Chart and figure data
· · · · · · ·
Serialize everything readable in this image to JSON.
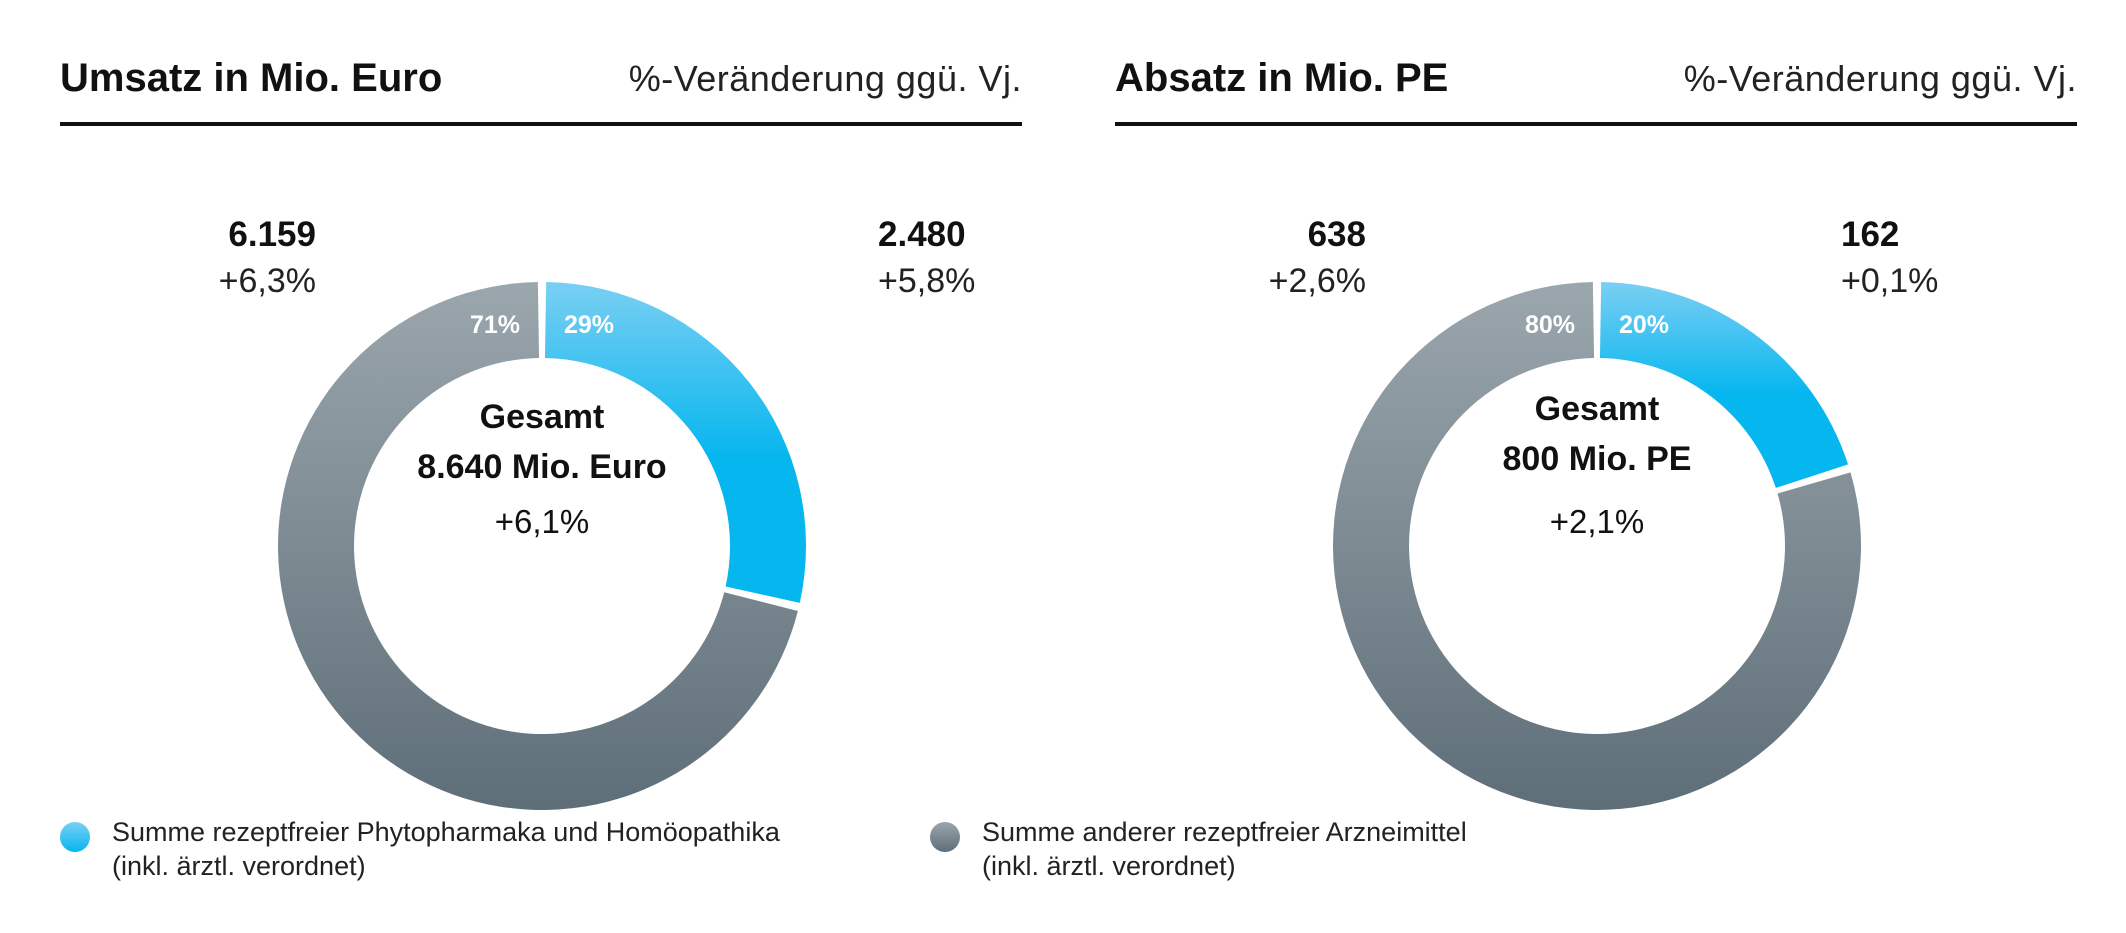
{
  "colors": {
    "phyto_top": "#7ACFF3",
    "phyto_bottom": "#05B6EF",
    "other_top": "#9BA6AD",
    "other_bottom": "#5E6E78"
  },
  "legend": [
    {
      "line1": "Summe rezeptfreier Phytopharmaka und Homöopathika",
      "line2": "(inkl. ärztl. verordnet)",
      "color": "phyto"
    },
    {
      "line1": "Summe anderer rezeptfreier Arzneimittel",
      "line2": "(inkl. ärztl. verordnet)",
      "color": "other"
    }
  ],
  "chart_data": [
    {
      "type": "pie",
      "donut": true,
      "title": "Umsatz in Mio. Euro",
      "subtitle": "%-Veränderung ggü. Vj.",
      "center": {
        "line1": "Gesamt",
        "line2": "8.640 Mio. Euro",
        "change": "+6,1%"
      },
      "total": 8640,
      "slices": [
        {
          "key": "phyto",
          "value": 2480,
          "value_label": "2.480",
          "change": "+5,8%",
          "share": 29,
          "share_label": "29%"
        },
        {
          "key": "other",
          "value": 6159,
          "value_label": "6.159",
          "change": "+6,3%",
          "share": 71,
          "share_label": "71%"
        }
      ]
    },
    {
      "type": "pie",
      "donut": true,
      "title": "Absatz in Mio. PE",
      "subtitle": "%-Veränderung ggü. Vj.",
      "center": {
        "line1": "Gesamt",
        "line2": "800 Mio. PE",
        "change": "+2,1%"
      },
      "total": 800,
      "slices": [
        {
          "key": "phyto",
          "value": 162,
          "value_label": "162",
          "change": "+0,1%",
          "share": 20,
          "share_label": "20%"
        },
        {
          "key": "other",
          "value": 638,
          "value_label": "638",
          "change": "+2,6%",
          "share": 80,
          "share_label": "80%"
        }
      ]
    }
  ]
}
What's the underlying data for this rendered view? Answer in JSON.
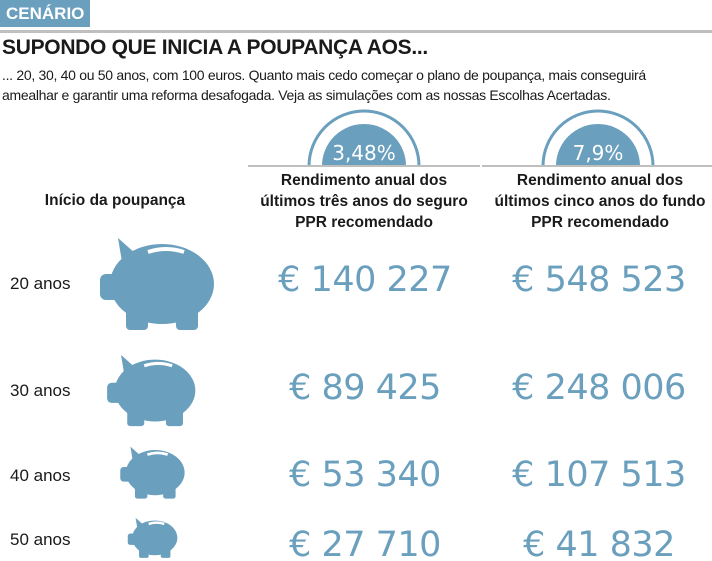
{
  "section_tag": "CENÁRIO",
  "title": "SUPONDO QUE INICIA A POUPANÇA AOS...",
  "intro": "... 20, 30, 40 ou 50 anos, com 100 euros. Quanto mais cedo começar o plano de poupança, mais conseguirá amealhar e garantir uma reforma desafogada. Veja as simulações com as nossas Escolhas Acertadas.",
  "colors": {
    "accent": "#6a9fbd",
    "rule": "#bfbfbf"
  },
  "chart_data": {
    "type": "table",
    "row_header": "Início da poupança",
    "columns": [
      {
        "rate": "3,48%",
        "header": "Rendimento anual dos últimos três anos do seguro PPR recomendado"
      },
      {
        "rate": "7,9%",
        "header": "Rendimento anual dos últimos cinco anos do fundo PPR recomendado"
      }
    ],
    "rows": [
      {
        "label": "20 anos",
        "values": [
          "€ 140 227",
          "€ 548 523"
        ]
      },
      {
        "label": "30 anos",
        "values": [
          "€ 89 425",
          "€ 248 006"
        ]
      },
      {
        "label": "40 anos",
        "values": [
          "€ 53 340",
          "€ 107 513"
        ]
      },
      {
        "label": "50 anos",
        "values": [
          "€ 27 710",
          "€ 41 832"
        ]
      }
    ]
  }
}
· · · · · · ·
_Job_: The records above are to be quoted exactly, with all pictures left out.

_Exercise result_:
Serialize everything readable in this image to JSON.
{
  "colors": {
    "phyto_top": "#7ACFF3",
    "phyto_bottom": "#05B6EF",
    "other_top": "#9BA6AD",
    "other_bottom": "#5E6E78"
  },
  "legend": [
    {
      "line1": "Summe rezeptfreier Phytopharmaka und Homöopathika",
      "line2": "(inkl. ärztl. verordnet)",
      "color": "phyto"
    },
    {
      "line1": "Summe anderer rezeptfreier Arzneimittel",
      "line2": "(inkl. ärztl. verordnet)",
      "color": "other"
    }
  ],
  "chart_data": [
    {
      "type": "pie",
      "donut": true,
      "title": "Umsatz in Mio. Euro",
      "subtitle": "%-Veränderung ggü. Vj.",
      "center": {
        "line1": "Gesamt",
        "line2": "8.640 Mio. Euro",
        "change": "+6,1%"
      },
      "total": 8640,
      "slices": [
        {
          "key": "phyto",
          "value": 2480,
          "value_label": "2.480",
          "change": "+5,8%",
          "share": 29,
          "share_label": "29%"
        },
        {
          "key": "other",
          "value": 6159,
          "value_label": "6.159",
          "change": "+6,3%",
          "share": 71,
          "share_label": "71%"
        }
      ]
    },
    {
      "type": "pie",
      "donut": true,
      "title": "Absatz in Mio. PE",
      "subtitle": "%-Veränderung ggü. Vj.",
      "center": {
        "line1": "Gesamt",
        "line2": "800 Mio. PE",
        "change": "+2,1%"
      },
      "total": 800,
      "slices": [
        {
          "key": "phyto",
          "value": 162,
          "value_label": "162",
          "change": "+0,1%",
          "share": 20,
          "share_label": "20%"
        },
        {
          "key": "other",
          "value": 638,
          "value_label": "638",
          "change": "+2,6%",
          "share": 80,
          "share_label": "80%"
        }
      ]
    }
  ]
}
What's the underlying data for this rendered view? Answer in JSON.
{
  "section_tag": "CENÁRIO",
  "title": "SUPONDO QUE INICIA A POUPANÇA AOS...",
  "intro": "... 20, 30, 40 ou 50 anos, com 100 euros. Quanto mais cedo começar o plano de poupança, mais conseguirá amealhar e garantir uma reforma desafogada. Veja as simulações com as nossas Escolhas Acertadas.",
  "colors": {
    "accent": "#6a9fbd",
    "rule": "#bfbfbf"
  },
  "chart_data": {
    "type": "table",
    "row_header": "Início da poupança",
    "columns": [
      {
        "rate": "3,48%",
        "header": "Rendimento anual dos últimos três anos do seguro PPR recomendado"
      },
      {
        "rate": "7,9%",
        "header": "Rendimento anual dos últimos cinco anos do fundo PPR recomendado"
      }
    ],
    "rows": [
      {
        "label": "20 anos",
        "values": [
          "€ 140 227",
          "€ 548 523"
        ]
      },
      {
        "label": "30 anos",
        "values": [
          "€ 89 425",
          "€ 248 006"
        ]
      },
      {
        "label": "40 anos",
        "values": [
          "€ 53 340",
          "€ 107 513"
        ]
      },
      {
        "label": "50 anos",
        "values": [
          "€ 27 710",
          "€ 41 832"
        ]
      }
    ]
  }
}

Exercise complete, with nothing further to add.